EXERCISE DESCRIPTION. Among the following entries, count the lines that contain "pixel" and report only the result.
====
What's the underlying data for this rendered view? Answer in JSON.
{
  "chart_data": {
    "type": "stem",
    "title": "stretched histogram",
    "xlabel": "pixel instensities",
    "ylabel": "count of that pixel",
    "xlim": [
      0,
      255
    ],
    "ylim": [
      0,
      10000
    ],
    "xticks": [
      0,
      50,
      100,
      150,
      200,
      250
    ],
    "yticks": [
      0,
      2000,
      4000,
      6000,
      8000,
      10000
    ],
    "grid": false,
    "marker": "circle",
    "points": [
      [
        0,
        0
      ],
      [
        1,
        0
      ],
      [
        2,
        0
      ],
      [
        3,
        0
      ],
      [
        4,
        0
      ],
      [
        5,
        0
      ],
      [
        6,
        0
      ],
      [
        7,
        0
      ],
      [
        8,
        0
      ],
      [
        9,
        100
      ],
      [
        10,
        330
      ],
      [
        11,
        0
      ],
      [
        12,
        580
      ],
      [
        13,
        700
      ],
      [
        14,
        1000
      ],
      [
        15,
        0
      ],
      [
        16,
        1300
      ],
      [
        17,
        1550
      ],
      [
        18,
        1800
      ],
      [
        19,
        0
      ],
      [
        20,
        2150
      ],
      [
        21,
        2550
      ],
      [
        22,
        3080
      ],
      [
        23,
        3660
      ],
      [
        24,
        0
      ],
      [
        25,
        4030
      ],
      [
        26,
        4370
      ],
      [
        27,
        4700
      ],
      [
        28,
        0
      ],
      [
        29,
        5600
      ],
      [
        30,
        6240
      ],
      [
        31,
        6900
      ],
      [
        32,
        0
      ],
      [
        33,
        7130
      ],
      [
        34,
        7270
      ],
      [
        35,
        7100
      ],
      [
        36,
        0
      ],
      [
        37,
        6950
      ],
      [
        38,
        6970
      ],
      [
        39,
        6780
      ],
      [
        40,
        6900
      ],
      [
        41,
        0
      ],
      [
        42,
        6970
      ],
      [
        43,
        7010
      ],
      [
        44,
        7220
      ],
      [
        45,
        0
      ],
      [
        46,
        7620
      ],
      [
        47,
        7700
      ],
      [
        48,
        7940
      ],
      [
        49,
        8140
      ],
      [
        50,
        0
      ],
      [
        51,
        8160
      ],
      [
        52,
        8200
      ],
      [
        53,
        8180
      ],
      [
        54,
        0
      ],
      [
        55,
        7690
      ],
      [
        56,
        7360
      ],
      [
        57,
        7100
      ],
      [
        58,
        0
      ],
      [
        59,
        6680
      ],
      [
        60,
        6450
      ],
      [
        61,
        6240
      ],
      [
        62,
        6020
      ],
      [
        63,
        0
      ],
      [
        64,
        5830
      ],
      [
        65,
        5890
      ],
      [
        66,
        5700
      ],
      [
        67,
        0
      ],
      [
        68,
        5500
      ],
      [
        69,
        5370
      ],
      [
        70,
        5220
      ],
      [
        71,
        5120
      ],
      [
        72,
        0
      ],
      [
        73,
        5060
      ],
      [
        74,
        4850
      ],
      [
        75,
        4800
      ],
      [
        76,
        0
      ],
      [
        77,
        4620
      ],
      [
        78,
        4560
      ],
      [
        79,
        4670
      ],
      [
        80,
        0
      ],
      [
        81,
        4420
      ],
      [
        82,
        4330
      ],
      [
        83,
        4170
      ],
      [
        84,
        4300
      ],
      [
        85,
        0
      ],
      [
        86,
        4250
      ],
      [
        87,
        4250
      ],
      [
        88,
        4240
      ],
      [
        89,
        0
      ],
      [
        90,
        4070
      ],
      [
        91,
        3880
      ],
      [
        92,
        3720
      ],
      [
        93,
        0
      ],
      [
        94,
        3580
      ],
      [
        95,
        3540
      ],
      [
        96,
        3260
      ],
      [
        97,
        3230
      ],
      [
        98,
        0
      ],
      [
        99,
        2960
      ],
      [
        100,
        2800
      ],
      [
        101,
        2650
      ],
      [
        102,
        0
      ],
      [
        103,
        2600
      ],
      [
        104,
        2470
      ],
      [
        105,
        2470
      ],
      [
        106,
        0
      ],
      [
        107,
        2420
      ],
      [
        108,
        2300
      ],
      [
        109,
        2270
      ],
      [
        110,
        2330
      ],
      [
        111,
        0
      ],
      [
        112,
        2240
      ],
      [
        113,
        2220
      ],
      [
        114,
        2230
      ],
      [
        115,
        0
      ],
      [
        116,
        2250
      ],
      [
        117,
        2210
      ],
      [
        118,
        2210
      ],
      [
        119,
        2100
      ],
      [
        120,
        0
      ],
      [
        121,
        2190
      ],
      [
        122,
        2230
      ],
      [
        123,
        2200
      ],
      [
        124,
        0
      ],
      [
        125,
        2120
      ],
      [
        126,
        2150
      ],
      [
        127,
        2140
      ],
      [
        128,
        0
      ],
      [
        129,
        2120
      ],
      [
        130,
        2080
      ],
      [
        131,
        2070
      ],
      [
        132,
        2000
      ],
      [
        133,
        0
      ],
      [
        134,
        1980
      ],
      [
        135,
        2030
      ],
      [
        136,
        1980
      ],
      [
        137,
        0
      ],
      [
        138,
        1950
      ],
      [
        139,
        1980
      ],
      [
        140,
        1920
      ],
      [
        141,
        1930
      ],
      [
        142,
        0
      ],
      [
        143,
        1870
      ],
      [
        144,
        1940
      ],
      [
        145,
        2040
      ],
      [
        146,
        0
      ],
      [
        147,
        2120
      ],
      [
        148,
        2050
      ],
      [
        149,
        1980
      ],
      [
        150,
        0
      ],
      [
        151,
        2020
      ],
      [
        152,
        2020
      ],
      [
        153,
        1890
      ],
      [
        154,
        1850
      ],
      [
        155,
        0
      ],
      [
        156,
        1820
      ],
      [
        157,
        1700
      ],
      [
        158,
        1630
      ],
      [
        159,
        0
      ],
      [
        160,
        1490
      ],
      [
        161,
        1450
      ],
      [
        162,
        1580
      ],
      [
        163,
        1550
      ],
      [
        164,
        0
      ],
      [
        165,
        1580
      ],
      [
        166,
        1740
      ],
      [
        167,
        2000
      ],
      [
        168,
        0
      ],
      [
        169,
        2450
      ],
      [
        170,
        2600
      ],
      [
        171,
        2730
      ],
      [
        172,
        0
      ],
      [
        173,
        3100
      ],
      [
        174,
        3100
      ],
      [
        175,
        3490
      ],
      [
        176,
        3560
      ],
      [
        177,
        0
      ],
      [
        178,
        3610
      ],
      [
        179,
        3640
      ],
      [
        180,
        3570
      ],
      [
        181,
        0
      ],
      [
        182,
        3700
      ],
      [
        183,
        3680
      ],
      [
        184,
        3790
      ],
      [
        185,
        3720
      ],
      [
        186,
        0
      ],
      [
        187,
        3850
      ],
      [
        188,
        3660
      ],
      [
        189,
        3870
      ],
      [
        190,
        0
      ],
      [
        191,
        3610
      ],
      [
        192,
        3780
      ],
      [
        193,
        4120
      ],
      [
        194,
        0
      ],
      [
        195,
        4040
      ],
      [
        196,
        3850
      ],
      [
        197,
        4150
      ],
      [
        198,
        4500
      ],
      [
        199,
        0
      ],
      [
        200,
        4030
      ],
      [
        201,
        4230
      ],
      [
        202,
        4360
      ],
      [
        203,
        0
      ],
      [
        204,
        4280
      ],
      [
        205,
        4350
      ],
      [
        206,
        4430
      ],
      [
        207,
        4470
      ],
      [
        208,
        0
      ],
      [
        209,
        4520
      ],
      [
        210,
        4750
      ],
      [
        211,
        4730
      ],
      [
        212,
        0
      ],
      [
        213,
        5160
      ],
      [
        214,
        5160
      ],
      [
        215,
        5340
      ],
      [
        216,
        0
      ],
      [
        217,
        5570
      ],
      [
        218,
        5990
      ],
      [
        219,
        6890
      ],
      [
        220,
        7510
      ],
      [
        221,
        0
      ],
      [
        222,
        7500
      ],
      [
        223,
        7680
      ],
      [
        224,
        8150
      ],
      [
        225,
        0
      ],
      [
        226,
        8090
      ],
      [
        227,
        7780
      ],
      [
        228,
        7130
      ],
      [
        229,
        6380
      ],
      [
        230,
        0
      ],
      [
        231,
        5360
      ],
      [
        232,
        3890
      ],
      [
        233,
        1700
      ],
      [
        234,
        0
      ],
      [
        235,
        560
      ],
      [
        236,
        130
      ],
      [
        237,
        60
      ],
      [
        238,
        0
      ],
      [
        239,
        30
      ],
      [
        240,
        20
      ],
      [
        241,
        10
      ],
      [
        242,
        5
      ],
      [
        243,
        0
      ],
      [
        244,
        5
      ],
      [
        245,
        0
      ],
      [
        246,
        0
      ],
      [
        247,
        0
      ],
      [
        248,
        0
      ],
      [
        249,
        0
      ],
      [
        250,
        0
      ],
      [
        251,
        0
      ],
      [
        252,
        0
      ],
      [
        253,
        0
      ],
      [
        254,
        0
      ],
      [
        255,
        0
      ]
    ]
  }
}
====
CORRECT ANSWER. 2